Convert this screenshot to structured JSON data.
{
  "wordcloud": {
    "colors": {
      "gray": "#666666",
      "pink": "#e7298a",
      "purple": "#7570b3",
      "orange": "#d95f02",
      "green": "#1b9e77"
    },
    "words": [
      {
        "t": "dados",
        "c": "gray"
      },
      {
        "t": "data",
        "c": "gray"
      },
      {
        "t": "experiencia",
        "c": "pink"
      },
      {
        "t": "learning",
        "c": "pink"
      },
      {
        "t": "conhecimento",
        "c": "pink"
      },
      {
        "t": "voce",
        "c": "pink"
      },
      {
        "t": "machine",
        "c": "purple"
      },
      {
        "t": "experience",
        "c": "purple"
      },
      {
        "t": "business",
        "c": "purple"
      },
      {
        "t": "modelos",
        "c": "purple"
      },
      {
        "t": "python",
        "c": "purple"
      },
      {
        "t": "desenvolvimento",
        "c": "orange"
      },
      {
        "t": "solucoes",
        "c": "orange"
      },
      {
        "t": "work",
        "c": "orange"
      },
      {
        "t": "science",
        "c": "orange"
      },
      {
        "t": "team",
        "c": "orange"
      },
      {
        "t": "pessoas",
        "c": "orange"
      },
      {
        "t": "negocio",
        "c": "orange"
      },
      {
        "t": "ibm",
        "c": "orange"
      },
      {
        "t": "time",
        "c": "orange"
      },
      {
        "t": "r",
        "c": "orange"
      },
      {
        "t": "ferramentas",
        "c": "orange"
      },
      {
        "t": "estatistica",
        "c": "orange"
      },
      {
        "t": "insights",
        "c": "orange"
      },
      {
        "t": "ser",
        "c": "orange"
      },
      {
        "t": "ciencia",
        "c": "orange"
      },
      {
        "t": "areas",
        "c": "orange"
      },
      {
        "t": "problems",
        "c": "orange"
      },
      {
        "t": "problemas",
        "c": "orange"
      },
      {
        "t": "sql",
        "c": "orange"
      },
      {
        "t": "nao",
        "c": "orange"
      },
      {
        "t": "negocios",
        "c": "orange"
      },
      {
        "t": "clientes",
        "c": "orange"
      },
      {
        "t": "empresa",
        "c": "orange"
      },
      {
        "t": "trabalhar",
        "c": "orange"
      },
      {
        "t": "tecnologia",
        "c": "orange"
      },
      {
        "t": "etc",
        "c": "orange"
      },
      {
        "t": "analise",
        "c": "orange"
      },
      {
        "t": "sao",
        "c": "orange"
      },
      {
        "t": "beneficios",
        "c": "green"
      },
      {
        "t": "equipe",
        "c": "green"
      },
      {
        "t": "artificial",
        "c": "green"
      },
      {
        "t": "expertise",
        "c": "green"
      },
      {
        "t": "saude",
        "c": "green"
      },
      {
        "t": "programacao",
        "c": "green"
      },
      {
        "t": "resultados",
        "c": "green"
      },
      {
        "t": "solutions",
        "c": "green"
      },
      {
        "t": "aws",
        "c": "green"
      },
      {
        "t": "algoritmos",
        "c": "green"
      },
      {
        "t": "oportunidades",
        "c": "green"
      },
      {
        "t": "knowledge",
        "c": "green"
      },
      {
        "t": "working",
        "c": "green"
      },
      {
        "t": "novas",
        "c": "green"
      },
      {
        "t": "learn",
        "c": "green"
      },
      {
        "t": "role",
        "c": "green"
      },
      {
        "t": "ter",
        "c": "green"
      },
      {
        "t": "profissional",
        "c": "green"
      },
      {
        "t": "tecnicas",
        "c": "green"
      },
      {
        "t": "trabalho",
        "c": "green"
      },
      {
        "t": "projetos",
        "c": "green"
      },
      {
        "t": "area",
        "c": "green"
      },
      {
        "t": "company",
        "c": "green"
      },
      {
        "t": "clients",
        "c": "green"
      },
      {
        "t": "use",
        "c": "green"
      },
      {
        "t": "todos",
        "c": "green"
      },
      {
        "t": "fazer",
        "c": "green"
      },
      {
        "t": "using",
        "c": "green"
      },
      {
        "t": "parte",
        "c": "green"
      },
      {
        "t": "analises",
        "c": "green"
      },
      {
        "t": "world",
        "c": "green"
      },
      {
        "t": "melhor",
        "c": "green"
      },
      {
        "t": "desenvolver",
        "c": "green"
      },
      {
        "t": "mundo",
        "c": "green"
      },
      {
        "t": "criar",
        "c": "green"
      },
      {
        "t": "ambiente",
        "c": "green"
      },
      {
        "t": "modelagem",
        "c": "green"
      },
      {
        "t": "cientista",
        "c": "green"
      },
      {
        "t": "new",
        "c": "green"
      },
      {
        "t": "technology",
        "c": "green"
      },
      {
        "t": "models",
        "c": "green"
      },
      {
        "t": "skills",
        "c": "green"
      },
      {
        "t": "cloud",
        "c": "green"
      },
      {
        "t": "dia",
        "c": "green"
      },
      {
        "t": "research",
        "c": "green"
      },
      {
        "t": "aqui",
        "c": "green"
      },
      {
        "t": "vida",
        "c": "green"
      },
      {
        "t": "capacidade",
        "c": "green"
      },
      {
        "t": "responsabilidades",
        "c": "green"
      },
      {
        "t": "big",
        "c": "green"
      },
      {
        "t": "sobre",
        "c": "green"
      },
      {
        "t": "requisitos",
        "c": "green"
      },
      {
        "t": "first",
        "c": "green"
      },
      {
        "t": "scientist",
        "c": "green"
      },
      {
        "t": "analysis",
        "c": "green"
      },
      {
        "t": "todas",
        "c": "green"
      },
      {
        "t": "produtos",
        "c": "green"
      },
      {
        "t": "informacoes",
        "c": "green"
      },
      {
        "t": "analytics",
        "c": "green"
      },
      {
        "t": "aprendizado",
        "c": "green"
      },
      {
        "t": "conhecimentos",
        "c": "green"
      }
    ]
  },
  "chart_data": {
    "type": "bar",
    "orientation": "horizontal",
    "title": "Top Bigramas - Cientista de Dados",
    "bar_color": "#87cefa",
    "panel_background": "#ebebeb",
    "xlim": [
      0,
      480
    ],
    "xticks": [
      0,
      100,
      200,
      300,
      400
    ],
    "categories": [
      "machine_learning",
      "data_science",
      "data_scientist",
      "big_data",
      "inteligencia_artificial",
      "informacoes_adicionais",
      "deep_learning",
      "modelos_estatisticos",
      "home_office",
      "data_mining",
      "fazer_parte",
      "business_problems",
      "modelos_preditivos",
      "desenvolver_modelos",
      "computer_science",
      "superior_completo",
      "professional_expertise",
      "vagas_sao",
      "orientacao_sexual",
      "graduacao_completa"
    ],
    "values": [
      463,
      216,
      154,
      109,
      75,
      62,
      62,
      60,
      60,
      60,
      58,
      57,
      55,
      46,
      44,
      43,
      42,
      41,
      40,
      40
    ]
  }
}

YOUR TASK:
Restate the whole listing exactly.

ANSWER TO THIS TASK:
Convert this screenshot to structured JSON data.
{
  "wordcloud": {
    "colors": {
      "gray": "#666666",
      "pink": "#e7298a",
      "purple": "#7570b3",
      "orange": "#d95f02",
      "green": "#1b9e77"
    },
    "words": [
      {
        "t": "dados",
        "c": "gray"
      },
      {
        "t": "data",
        "c": "gray"
      },
      {
        "t": "experiencia",
        "c": "pink"
      },
      {
        "t": "learning",
        "c": "pink"
      },
      {
        "t": "conhecimento",
        "c": "pink"
      },
      {
        "t": "voce",
        "c": "pink"
      },
      {
        "t": "machine",
        "c": "purple"
      },
      {
        "t": "experience",
        "c": "purple"
      },
      {
        "t": "business",
        "c": "purple"
      },
      {
        "t": "modelos",
        "c": "purple"
      },
      {
        "t": "python",
        "c": "purple"
      },
      {
        "t": "desenvolvimento",
        "c": "orange"
      },
      {
        "t": "solucoes",
        "c": "orange"
      },
      {
        "t": "work",
        "c": "orange"
      },
      {
        "t": "science",
        "c": "orange"
      },
      {
        "t": "team",
        "c": "orange"
      },
      {
        "t": "pessoas",
        "c": "orange"
      },
      {
        "t": "negocio",
        "c": "orange"
      },
      {
        "t": "ibm",
        "c": "orange"
      },
      {
        "t": "time",
        "c": "orange"
      },
      {
        "t": "r",
        "c": "orange"
      },
      {
        "t": "ferramentas",
        "c": "orange"
      },
      {
        "t": "estatistica",
        "c": "orange"
      },
      {
        "t": "insights",
        "c": "orange"
      },
      {
        "t": "ser",
        "c": "orange"
      },
      {
        "t": "ciencia",
        "c": "orange"
      },
      {
        "t": "areas",
        "c": "orange"
      },
      {
        "t": "problems",
        "c": "orange"
      },
      {
        "t": "problemas",
        "c": "orange"
      },
      {
        "t": "sql",
        "c": "orange"
      },
      {
        "t": "nao",
        "c": "orange"
      },
      {
        "t": "negocios",
        "c": "orange"
      },
      {
        "t": "clientes",
        "c": "orange"
      },
      {
        "t": "empresa",
        "c": "orange"
      },
      {
        "t": "trabalhar",
        "c": "orange"
      },
      {
        "t": "tecnologia",
        "c": "orange"
      },
      {
        "t": "etc",
        "c": "orange"
      },
      {
        "t": "analise",
        "c": "orange"
      },
      {
        "t": "sao",
        "c": "orange"
      },
      {
        "t": "beneficios",
        "c": "green"
      },
      {
        "t": "equipe",
        "c": "green"
      },
      {
        "t": "artificial",
        "c": "green"
      },
      {
        "t": "expertise",
        "c": "green"
      },
      {
        "t": "saude",
        "c": "green"
      },
      {
        "t": "programacao",
        "c": "green"
      },
      {
        "t": "resultados",
        "c": "green"
      },
      {
        "t": "solutions",
        "c": "green"
      },
      {
        "t": "aws",
        "c": "green"
      },
      {
        "t": "algoritmos",
        "c": "green"
      },
      {
        "t": "oportunidades",
        "c": "green"
      },
      {
        "t": "knowledge",
        "c": "green"
      },
      {
        "t": "working",
        "c": "green"
      },
      {
        "t": "novas",
        "c": "green"
      },
      {
        "t": "learn",
        "c": "green"
      },
      {
        "t": "role",
        "c": "green"
      },
      {
        "t": "ter",
        "c": "green"
      },
      {
        "t": "profissional",
        "c": "green"
      },
      {
        "t": "tecnicas",
        "c": "green"
      },
      {
        "t": "trabalho",
        "c": "green"
      },
      {
        "t": "projetos",
        "c": "green"
      },
      {
        "t": "area",
        "c": "green"
      },
      {
        "t": "company",
        "c": "green"
      },
      {
        "t": "clients",
        "c": "green"
      },
      {
        "t": "use",
        "c": "green"
      },
      {
        "t": "todos",
        "c": "green"
      },
      {
        "t": "fazer",
        "c": "green"
      },
      {
        "t": "using",
        "c": "green"
      },
      {
        "t": "parte",
        "c": "green"
      },
      {
        "t": "analises",
        "c": "green"
      },
      {
        "t": "world",
        "c": "green"
      },
      {
        "t": "melhor",
        "c": "green"
      },
      {
        "t": "desenvolver",
        "c": "green"
      },
      {
        "t": "mundo",
        "c": "green"
      },
      {
        "t": "criar",
        "c": "green"
      },
      {
        "t": "ambiente",
        "c": "green"
      },
      {
        "t": "modelagem",
        "c": "green"
      },
      {
        "t": "cientista",
        "c": "green"
      },
      {
        "t": "new",
        "c": "green"
      },
      {
        "t": "technology",
        "c": "green"
      },
      {
        "t": "models",
        "c": "green"
      },
      {
        "t": "skills",
        "c": "green"
      },
      {
        "t": "cloud",
        "c": "green"
      },
      {
        "t": "dia",
        "c": "green"
      },
      {
        "t": "research",
        "c": "green"
      },
      {
        "t": "aqui",
        "c": "green"
      },
      {
        "t": "vida",
        "c": "green"
      },
      {
        "t": "capacidade",
        "c": "green"
      },
      {
        "t": "responsabilidades",
        "c": "green"
      },
      {
        "t": "big",
        "c": "green"
      },
      {
        "t": "sobre",
        "c": "green"
      },
      {
        "t": "requisitos",
        "c": "green"
      },
      {
        "t": "first",
        "c": "green"
      },
      {
        "t": "scientist",
        "c": "green"
      },
      {
        "t": "analysis",
        "c": "green"
      },
      {
        "t": "todas",
        "c": "green"
      },
      {
        "t": "produtos",
        "c": "green"
      },
      {
        "t": "informacoes",
        "c": "green"
      },
      {
        "t": "analytics",
        "c": "green"
      },
      {
        "t": "aprendizado",
        "c": "green"
      },
      {
        "t": "conhecimentos",
        "c": "green"
      }
    ]
  },
  "chart_data": {
    "type": "bar",
    "orientation": "horizontal",
    "title": "Top Bigramas - Cientista de Dados",
    "bar_color": "#87cefa",
    "panel_background": "#ebebeb",
    "xlim": [
      0,
      480
    ],
    "xticks": [
      0,
      100,
      200,
      300,
      400
    ],
    "categories": [
      "machine_learning",
      "data_science",
      "data_scientist",
      "big_data",
      "inteligencia_artificial",
      "informacoes_adicionais",
      "deep_learning",
      "modelos_estatisticos",
      "home_office",
      "data_mining",
      "fazer_parte",
      "business_problems",
      "modelos_preditivos",
      "desenvolver_modelos",
      "computer_science",
      "superior_completo",
      "professional_expertise",
      "vagas_sao",
      "orientacao_sexual",
      "graduacao_completa"
    ],
    "values": [
      463,
      216,
      154,
      109,
      75,
      62,
      62,
      60,
      60,
      60,
      58,
      57,
      55,
      46,
      44,
      43,
      42,
      41,
      40,
      40
    ]
  }
}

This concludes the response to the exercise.